[Stored data entries]
------------------------------------

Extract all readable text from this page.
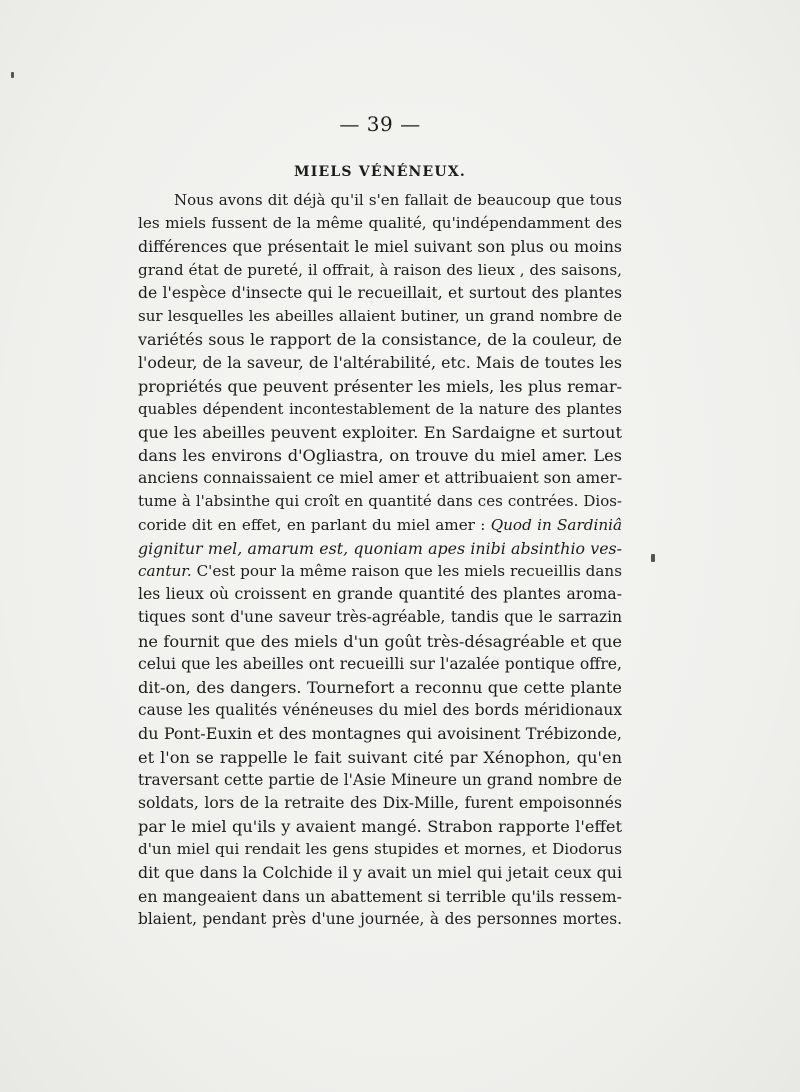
— 39 —
MIELS VÉNÉNEUX.
Nous avons dit déjà qu'il s'en fallait de beaucoup que tous
les miels fussent de la même qualité, qu'indépendamment des
différences que présentait le miel suivant son plus ou moins
grand état de pureté, il offrait, à raison des lieux , des saisons,
de l'espèce d'insecte qui le recueillait, et surtout des plantes
sur lesquelles les abeilles allaient butiner, un grand nombre de
variétés sous le rapport de la consistance, de la couleur, de
l'odeur, de la saveur, de l'altérabilité, etc. Mais de toutes les
propriétés que peuvent présenter les miels, les plus remar-
quables dépendent incontestablement de la nature des plantes
que les abeilles peuvent exploiter. En Sardaigne et surtout
dans les environs d'Ogliastra, on trouve du miel amer. Les
anciens connaissaient ce miel amer et attribuaient son amer-
tume à l'absinthe qui croît en quantité dans ces contrées. Dios-
coride dit en effet, en parlant du miel amer : Quod in Sardiniâ
gignitur mel, amarum est, quoniam apes inibi absinthio ves-
cantur. C'est pour la même raison que les miels recueillis dans
les lieux où croissent en grande quantité des plantes aroma-
tiques sont d'une saveur très-agréable, tandis que le sarrazin
ne fournit que des miels d'un goût très-désagréable et que
celui que les abeilles ont recueilli sur l'azalée pontique offre,
dit-on, des dangers. Tournefort a reconnu que cette plante
cause les qualités vénéneuses du miel des bords méridionaux
du Pont-Euxin et des montagnes qui avoisinent Trébizonde,
et l'on se rappelle le fait suivant cité par Xénophon, qu'en
traversant cette partie de l'Asie Mineure un grand nombre de
soldats, lors de la retraite des Dix-Mille, furent empoisonnés
par le miel qu'ils y avaient mangé. Strabon rapporte l'effet
d'un miel qui rendait les gens stupides et mornes, et Diodorus
dit que dans la Colchide il y avait un miel qui jetait ceux qui
en mangeaient dans un abattement si terrible qu'ils ressem-
blaient, pendant près d'une journée, à des personnes mortes.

------------------------------------

--- Your objective ---
Which lines contain the word "même"? Copy each one.

--- Task solution ---
les miels fussent de la même qualité, qu'indépendamment des
cantur. C'est pour la même raison que les miels recueillis dans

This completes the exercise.